### Entries from a dataset
• • • • • • •
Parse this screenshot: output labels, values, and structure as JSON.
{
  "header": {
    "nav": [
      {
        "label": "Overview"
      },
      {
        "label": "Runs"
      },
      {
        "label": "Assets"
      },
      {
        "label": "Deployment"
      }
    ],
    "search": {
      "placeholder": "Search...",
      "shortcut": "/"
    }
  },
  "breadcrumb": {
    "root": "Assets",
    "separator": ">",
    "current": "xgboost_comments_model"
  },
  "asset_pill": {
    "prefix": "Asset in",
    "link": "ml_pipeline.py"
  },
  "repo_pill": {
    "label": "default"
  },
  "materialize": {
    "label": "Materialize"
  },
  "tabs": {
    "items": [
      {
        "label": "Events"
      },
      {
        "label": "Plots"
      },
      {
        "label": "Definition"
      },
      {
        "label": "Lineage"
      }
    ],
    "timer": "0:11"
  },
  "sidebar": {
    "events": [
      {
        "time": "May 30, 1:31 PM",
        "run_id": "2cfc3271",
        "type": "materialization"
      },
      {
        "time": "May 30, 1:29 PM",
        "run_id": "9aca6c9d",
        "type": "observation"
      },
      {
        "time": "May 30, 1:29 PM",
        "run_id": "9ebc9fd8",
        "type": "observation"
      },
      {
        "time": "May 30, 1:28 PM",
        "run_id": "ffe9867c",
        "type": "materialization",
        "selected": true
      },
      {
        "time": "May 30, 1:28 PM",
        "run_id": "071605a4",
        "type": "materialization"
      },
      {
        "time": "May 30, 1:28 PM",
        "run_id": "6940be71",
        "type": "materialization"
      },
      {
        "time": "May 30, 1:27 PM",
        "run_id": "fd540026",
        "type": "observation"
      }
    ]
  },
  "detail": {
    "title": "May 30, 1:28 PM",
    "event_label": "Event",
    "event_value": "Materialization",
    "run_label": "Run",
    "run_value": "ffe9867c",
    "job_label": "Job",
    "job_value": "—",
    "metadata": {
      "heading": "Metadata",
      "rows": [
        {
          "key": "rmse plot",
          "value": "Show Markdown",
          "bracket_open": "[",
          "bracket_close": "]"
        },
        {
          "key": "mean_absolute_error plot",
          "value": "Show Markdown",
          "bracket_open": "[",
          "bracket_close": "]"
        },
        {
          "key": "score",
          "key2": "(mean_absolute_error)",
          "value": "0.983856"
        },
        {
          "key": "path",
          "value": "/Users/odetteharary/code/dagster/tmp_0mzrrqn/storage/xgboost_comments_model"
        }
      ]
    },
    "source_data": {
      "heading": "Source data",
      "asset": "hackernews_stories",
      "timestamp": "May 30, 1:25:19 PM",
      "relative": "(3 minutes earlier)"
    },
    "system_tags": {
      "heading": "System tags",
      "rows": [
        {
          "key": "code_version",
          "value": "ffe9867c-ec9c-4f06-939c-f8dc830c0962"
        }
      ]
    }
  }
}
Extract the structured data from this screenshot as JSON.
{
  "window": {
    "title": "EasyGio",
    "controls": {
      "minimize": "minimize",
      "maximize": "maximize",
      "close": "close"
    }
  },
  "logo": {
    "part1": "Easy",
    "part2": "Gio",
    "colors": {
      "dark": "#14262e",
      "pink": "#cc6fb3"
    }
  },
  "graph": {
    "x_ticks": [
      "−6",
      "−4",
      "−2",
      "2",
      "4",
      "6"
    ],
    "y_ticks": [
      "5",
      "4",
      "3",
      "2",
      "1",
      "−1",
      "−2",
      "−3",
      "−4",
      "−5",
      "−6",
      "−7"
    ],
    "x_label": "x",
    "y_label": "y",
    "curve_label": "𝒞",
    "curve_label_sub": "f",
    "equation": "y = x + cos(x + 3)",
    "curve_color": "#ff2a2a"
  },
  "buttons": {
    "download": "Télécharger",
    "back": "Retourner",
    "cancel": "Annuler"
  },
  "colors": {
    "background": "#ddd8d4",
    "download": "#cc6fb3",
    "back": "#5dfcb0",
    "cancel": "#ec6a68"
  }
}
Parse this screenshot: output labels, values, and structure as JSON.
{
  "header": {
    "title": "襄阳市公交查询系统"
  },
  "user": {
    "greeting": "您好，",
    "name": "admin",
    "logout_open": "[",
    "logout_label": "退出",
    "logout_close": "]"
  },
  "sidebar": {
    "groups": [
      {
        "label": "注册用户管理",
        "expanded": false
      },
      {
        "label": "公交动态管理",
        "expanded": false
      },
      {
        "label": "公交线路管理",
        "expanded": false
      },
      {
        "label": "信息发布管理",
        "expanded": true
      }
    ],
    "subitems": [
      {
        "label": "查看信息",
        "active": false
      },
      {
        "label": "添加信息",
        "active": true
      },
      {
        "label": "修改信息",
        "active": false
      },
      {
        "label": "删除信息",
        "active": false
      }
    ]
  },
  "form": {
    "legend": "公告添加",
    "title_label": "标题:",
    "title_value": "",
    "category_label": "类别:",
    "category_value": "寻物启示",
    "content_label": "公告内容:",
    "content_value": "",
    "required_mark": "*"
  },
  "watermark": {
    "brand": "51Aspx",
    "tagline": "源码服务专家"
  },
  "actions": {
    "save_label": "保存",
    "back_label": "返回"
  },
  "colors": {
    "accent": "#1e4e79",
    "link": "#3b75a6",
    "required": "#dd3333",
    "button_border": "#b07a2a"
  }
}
• • • • • • •
### WORK INSTRUCTIONS
Each line above must be printed exactly as it appears.

### EXERCISE RESPONSE
Parse this screenshot: output labels, values, and structure as JSON.
{
  "header": {
    "nav": [
      {
        "label": "Overview"
      },
      {
        "label": "Runs"
      },
      {
        "label": "Assets"
      },
      {
        "label": "Deployment"
      }
    ],
    "search": {
      "placeholder": "Search...",
      "shortcut": "/"
    }
  },
  "breadcrumb": {
    "root": "Assets",
    "separator": ">",
    "current": "xgboost_comments_model"
  },
  "asset_pill": {
    "prefix": "Asset in",
    "link": "ml_pipeline.py"
  },
  "repo_pill": {
    "label": "default"
  },
  "materialize": {
    "label": "Materialize"
  },
  "tabs": {
    "items": [
      {
        "label": "Events"
      },
      {
        "label": "Plots"
      },
      {
        "label": "Definition"
      },
      {
        "label": "Lineage"
      }
    ],
    "timer": "0:11"
  },
  "sidebar": {
    "events": [
      {
        "time": "May 30, 1:31 PM",
        "run_id": "2cfc3271",
        "type": "materialization"
      },
      {
        "time": "May 30, 1:29 PM",
        "run_id": "9aca6c9d",
        "type": "observation"
      },
      {
        "time": "May 30, 1:29 PM",
        "run_id": "9ebc9fd8",
        "type": "observation"
      },
      {
        "time": "May 30, 1:28 PM",
        "run_id": "ffe9867c",
        "type": "materialization",
        "selected": true
      },
      {
        "time": "May 30, 1:28 PM",
        "run_id": "071605a4",
        "type": "materialization"
      },
      {
        "time": "May 30, 1:28 PM",
        "run_id": "6940be71",
        "type": "materialization"
      },
      {
        "time": "May 30, 1:27 PM",
        "run_id": "fd540026",
        "type": "observation"
      }
    ]
  },
  "detail": {
    "title": "May 30, 1:28 PM",
    "event_label": "Event",
    "event_value": "Materialization",
    "run_label": "Run",
    "run_value": "ffe9867c",
    "job_label": "Job",
    "job_value": "—",
    "metadata": {
      "heading": "Metadata",
      "rows": [
        {
          "key": "rmse plot",
          "value": "Show Markdown",
          "bracket_open": "[",
          "bracket_close": "]"
        },
        {
          "key": "mean_absolute_error plot",
          "value": "Show Markdown",
          "bracket_open": "[",
          "bracket_close": "]"
        },
        {
          "key": "score",
          "key2": "(mean_absolute_error)",
          "value": "0.983856"
        },
        {
          "key": "path",
          "value": "/Users/odetteharary/code/dagster/tmp_0mzrrqn/storage/xgboost_comments_model"
        }
      ]
    },
    "source_data": {
      "heading": "Source data",
      "asset": "hackernews_stories",
      "timestamp": "May 30, 1:25:19 PM",
      "relative": "(3 minutes earlier)"
    },
    "system_tags": {
      "heading": "System tags",
      "rows": [
        {
          "key": "code_version",
          "value": "ffe9867c-ec9c-4f06-939c-f8dc830c0962"
        }
      ]
    }
  }
}
Extract the structured data from this screenshot as JSON.
{
  "window": {
    "title": "EasyGio",
    "controls": {
      "minimize": "minimize",
      "maximize": "maximize",
      "close": "close"
    }
  },
  "logo": {
    "part1": "Easy",
    "part2": "Gio",
    "colors": {
      "dark": "#14262e",
      "pink": "#cc6fb3"
    }
  },
  "graph": {
    "x_ticks": [
      "−6",
      "−4",
      "−2",
      "2",
      "4",
      "6"
    ],
    "y_ticks": [
      "5",
      "4",
      "3",
      "2",
      "1",
      "−1",
      "−2",
      "−3",
      "−4",
      "−5",
      "−6",
      "−7"
    ],
    "x_label": "x",
    "y_label": "y",
    "curve_label": "𝒞",
    "curve_label_sub": "f",
    "equation": "y = x + cos(x + 3)",
    "curve_color": "#ff2a2a"
  },
  "buttons": {
    "download": "Télécharger",
    "back": "Retourner",
    "cancel": "Annuler"
  },
  "colors": {
    "background": "#ddd8d4",
    "download": "#cc6fb3",
    "back": "#5dfcb0",
    "cancel": "#ec6a68"
  }
}
Parse this screenshot: output labels, values, and structure as JSON.
{
  "header": {
    "title": "襄阳市公交查询系统"
  },
  "user": {
    "greeting": "您好，",
    "name": "admin",
    "logout_open": "[",
    "logout_label": "退出",
    "logout_close": "]"
  },
  "sidebar": {
    "groups": [
      {
        "label": "注册用户管理",
        "expanded": false
      },
      {
        "label": "公交动态管理",
        "expanded": false
      },
      {
        "label": "公交线路管理",
        "expanded": false
      },
      {
        "label": "信息发布管理",
        "expanded": true
      }
    ],
    "subitems": [
      {
        "label": "查看信息",
        "active": false
      },
      {
        "label": "添加信息",
        "active": true
      },
      {
        "label": "修改信息",
        "active": false
      },
      {
        "label": "删除信息",
        "active": false
      }
    ]
  },
  "form": {
    "legend": "公告添加",
    "title_label": "标题:",
    "title_value": "",
    "category_label": "类别:",
    "category_value": "寻物启示",
    "content_label": "公告内容:",
    "content_value": "",
    "required_mark": "*"
  },
  "watermark": {
    "brand": "51Aspx",
    "tagline": "源码服务专家"
  },
  "actions": {
    "save_label": "保存",
    "back_label": "返回"
  },
  "colors": {
    "accent": "#1e4e79",
    "link": "#3b75a6",
    "required": "#dd3333",
    "button_border": "#b07a2a"
  }
}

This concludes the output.